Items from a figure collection
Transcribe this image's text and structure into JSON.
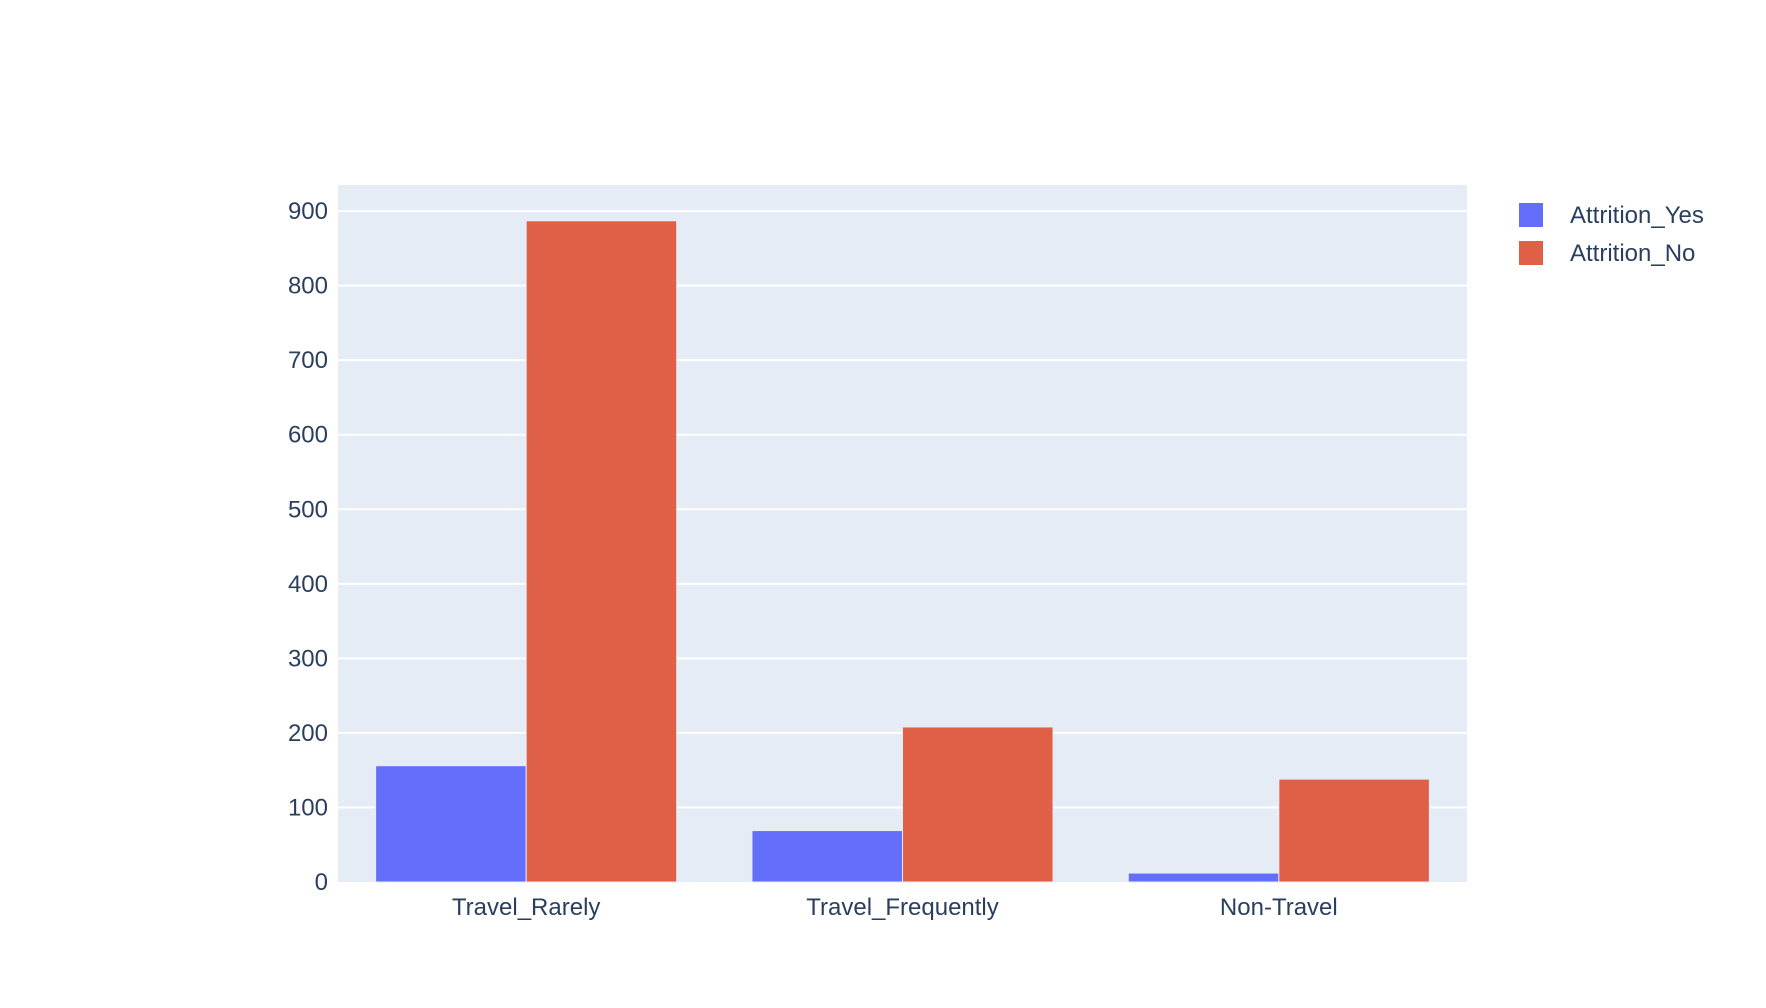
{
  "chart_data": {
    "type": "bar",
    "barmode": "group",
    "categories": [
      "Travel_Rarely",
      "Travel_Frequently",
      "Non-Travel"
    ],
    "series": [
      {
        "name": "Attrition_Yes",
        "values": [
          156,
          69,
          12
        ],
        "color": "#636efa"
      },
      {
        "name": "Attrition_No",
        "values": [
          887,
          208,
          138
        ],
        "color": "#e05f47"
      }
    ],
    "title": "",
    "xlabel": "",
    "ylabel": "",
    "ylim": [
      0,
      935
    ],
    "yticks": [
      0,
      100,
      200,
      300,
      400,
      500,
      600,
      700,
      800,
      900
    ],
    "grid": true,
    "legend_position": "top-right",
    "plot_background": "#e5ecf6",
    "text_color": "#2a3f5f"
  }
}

### YOUR INSTRUCTIONS
Make an exact reproduction of the listing above, without any pictures.

### RESULT BELOW
Transcribe this image's text and structure into JSON.
{
  "chart_data": {
    "type": "bar",
    "barmode": "group",
    "categories": [
      "Travel_Rarely",
      "Travel_Frequently",
      "Non-Travel"
    ],
    "series": [
      {
        "name": "Attrition_Yes",
        "values": [
          156,
          69,
          12
        ],
        "color": "#636efa"
      },
      {
        "name": "Attrition_No",
        "values": [
          887,
          208,
          138
        ],
        "color": "#e05f47"
      }
    ],
    "title": "",
    "xlabel": "",
    "ylabel": "",
    "ylim": [
      0,
      935
    ],
    "yticks": [
      0,
      100,
      200,
      300,
      400,
      500,
      600,
      700,
      800,
      900
    ],
    "grid": true,
    "legend_position": "top-right",
    "plot_background": "#e5ecf6",
    "text_color": "#2a3f5f"
  }
}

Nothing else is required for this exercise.